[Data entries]

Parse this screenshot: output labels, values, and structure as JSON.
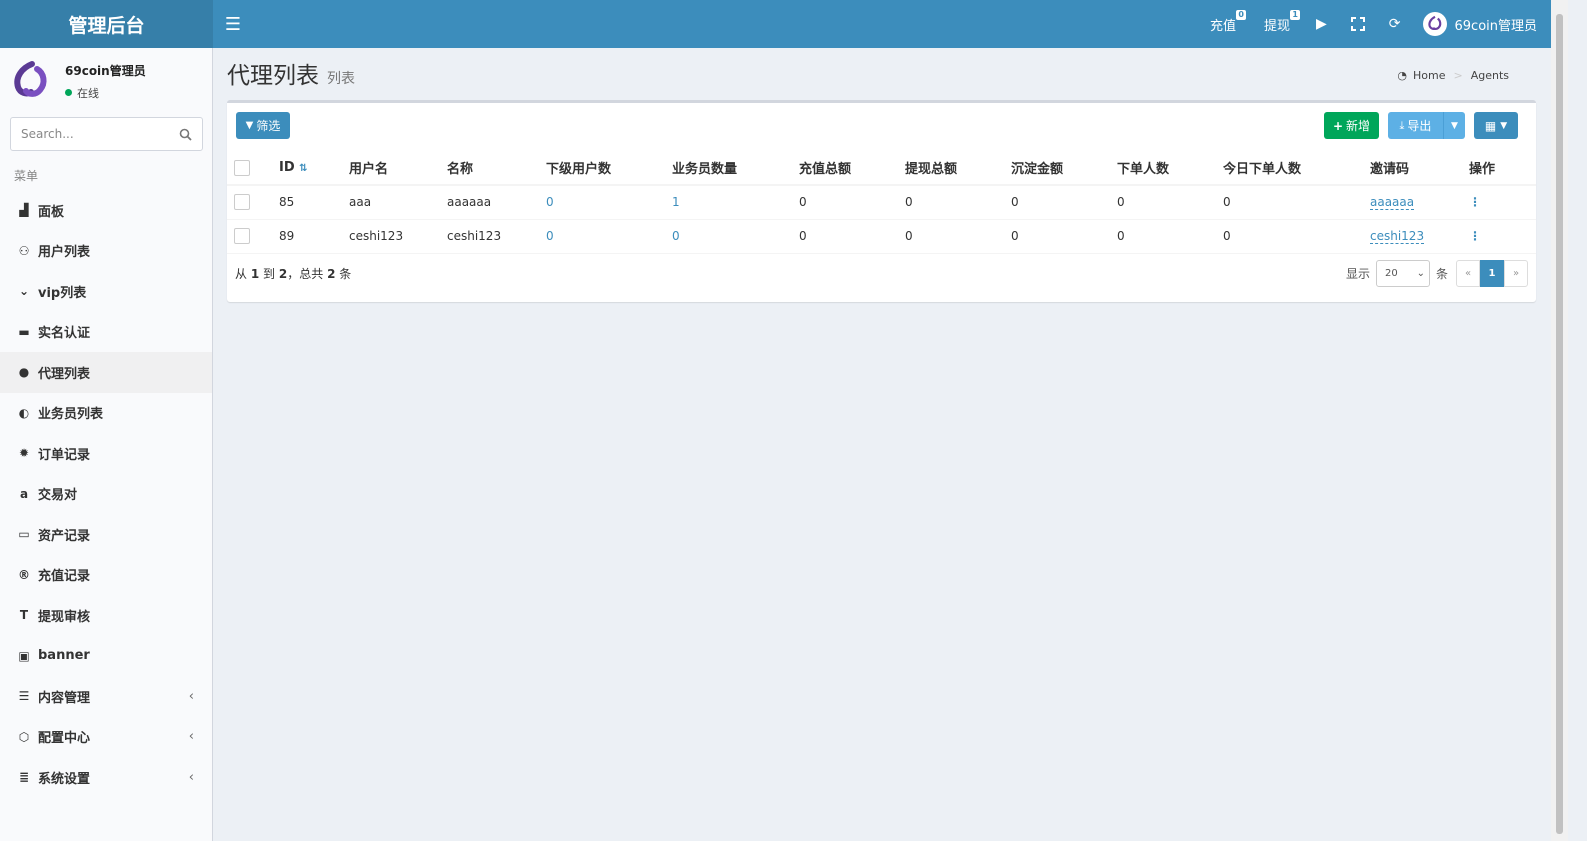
{
  "app": {
    "brand": "管理后台",
    "admin_name": "69coin管理员"
  },
  "topbar": {
    "recharge": {
      "label": "充值",
      "badge": "0"
    },
    "withdraw": {
      "label": "提现",
      "badge": "1"
    }
  },
  "sidebar": {
    "user_name": "69coin管理员",
    "status": "在线",
    "search_placeholder": "Search...",
    "menu_header": "菜单",
    "items": [
      {
        "label": "面板",
        "icon": "chart-icon"
      },
      {
        "label": "用户列表",
        "icon": "users-icon"
      },
      {
        "label": "vip列表",
        "icon": "chevron-circle-icon"
      },
      {
        "label": "实名认证",
        "icon": "credit-card-icon"
      },
      {
        "label": "代理列表",
        "icon": "arrow-circle-icon"
      },
      {
        "label": "业务员列表",
        "icon": "adjust-icon"
      },
      {
        "label": "订单记录",
        "icon": "gear-icon"
      },
      {
        "label": "交易对",
        "icon": "amazon-icon"
      },
      {
        "label": "资产记录",
        "icon": "money-icon"
      },
      {
        "label": "充值记录",
        "icon": "registered-icon"
      },
      {
        "label": "提现审核",
        "icon": "text-height-icon"
      },
      {
        "label": "banner",
        "icon": "image-icon"
      },
      {
        "label": "内容管理",
        "icon": "list-icon"
      },
      {
        "label": "配置中心",
        "icon": "hexagon-icon"
      },
      {
        "label": "系统设置",
        "icon": "server-icon"
      }
    ]
  },
  "page": {
    "title": "代理列表",
    "subtitle": "列表",
    "breadcrumb": [
      "Home",
      "Agents"
    ]
  },
  "toolbar": {
    "filter_label": "筛选",
    "add_label": "新增",
    "export_label": "导出"
  },
  "table": {
    "headers": [
      "ID",
      "用户名",
      "名称",
      "下级用户数",
      "业务员数量",
      "充值总额",
      "提现总额",
      "沉淀金额",
      "下单人数",
      "今日下单人数",
      "邀请码",
      "操作"
    ],
    "rows": [
      [
        "85",
        "aaa",
        "aaaaaa",
        "0",
        "1",
        "0",
        "0",
        "0",
        "0",
        "0",
        "aaaaaa"
      ],
      [
        "89",
        "ceshi123",
        "ceshi123",
        "0",
        "0",
        "0",
        "0",
        "0",
        "0",
        "0",
        "ceshi123"
      ]
    ]
  },
  "footer": {
    "pre": "从",
    "from": "1",
    "to_word": "到",
    "to": "2",
    "total_word": "，总共",
    "total": "2",
    "unit": "条",
    "show_label": "显示",
    "per_page": "20",
    "per_unit": "条",
    "prev": "«",
    "page": "1",
    "next": "»"
  },
  "colors": {
    "primary": "#3c8dbc",
    "success": "#00a65a",
    "export": "#5db0e5"
  }
}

#### What you should do:
Without the pictures, restate all of the entries above verbatim.

#### Complete response:
Parse this screenshot: output labels, values, and structure as JSON.
{
  "app": {
    "brand": "管理后台",
    "admin_name": "69coin管理员"
  },
  "topbar": {
    "recharge": {
      "label": "充值",
      "badge": "0"
    },
    "withdraw": {
      "label": "提现",
      "badge": "1"
    }
  },
  "sidebar": {
    "user_name": "69coin管理员",
    "status": "在线",
    "search_placeholder": "Search...",
    "menu_header": "菜单",
    "items": [
      {
        "label": "面板",
        "icon": "chart-icon"
      },
      {
        "label": "用户列表",
        "icon": "users-icon"
      },
      {
        "label": "vip列表",
        "icon": "chevron-circle-icon"
      },
      {
        "label": "实名认证",
        "icon": "credit-card-icon"
      },
      {
        "label": "代理列表",
        "icon": "arrow-circle-icon"
      },
      {
        "label": "业务员列表",
        "icon": "adjust-icon"
      },
      {
        "label": "订单记录",
        "icon": "gear-icon"
      },
      {
        "label": "交易对",
        "icon": "amazon-icon"
      },
      {
        "label": "资产记录",
        "icon": "money-icon"
      },
      {
        "label": "充值记录",
        "icon": "registered-icon"
      },
      {
        "label": "提现审核",
        "icon": "text-height-icon"
      },
      {
        "label": "banner",
        "icon": "image-icon"
      },
      {
        "label": "内容管理",
        "icon": "list-icon"
      },
      {
        "label": "配置中心",
        "icon": "hexagon-icon"
      },
      {
        "label": "系统设置",
        "icon": "server-icon"
      }
    ]
  },
  "page": {
    "title": "代理列表",
    "subtitle": "列表",
    "breadcrumb": [
      "Home",
      "Agents"
    ]
  },
  "toolbar": {
    "filter_label": "筛选",
    "add_label": "新增",
    "export_label": "导出"
  },
  "table": {
    "headers": [
      "ID",
      "用户名",
      "名称",
      "下级用户数",
      "业务员数量",
      "充值总额",
      "提现总额",
      "沉淀金额",
      "下单人数",
      "今日下单人数",
      "邀请码",
      "操作"
    ],
    "rows": [
      [
        "85",
        "aaa",
        "aaaaaa",
        "0",
        "1",
        "0",
        "0",
        "0",
        "0",
        "0",
        "aaaaaa"
      ],
      [
        "89",
        "ceshi123",
        "ceshi123",
        "0",
        "0",
        "0",
        "0",
        "0",
        "0",
        "0",
        "ceshi123"
      ]
    ]
  },
  "footer": {
    "pre": "从",
    "from": "1",
    "to_word": "到",
    "to": "2",
    "total_word": "，总共",
    "total": "2",
    "unit": "条",
    "show_label": "显示",
    "per_page": "20",
    "per_unit": "条",
    "prev": "«",
    "page": "1",
    "next": "»"
  },
  "colors": {
    "primary": "#3c8dbc",
    "success": "#00a65a",
    "export": "#5db0e5"
  }
}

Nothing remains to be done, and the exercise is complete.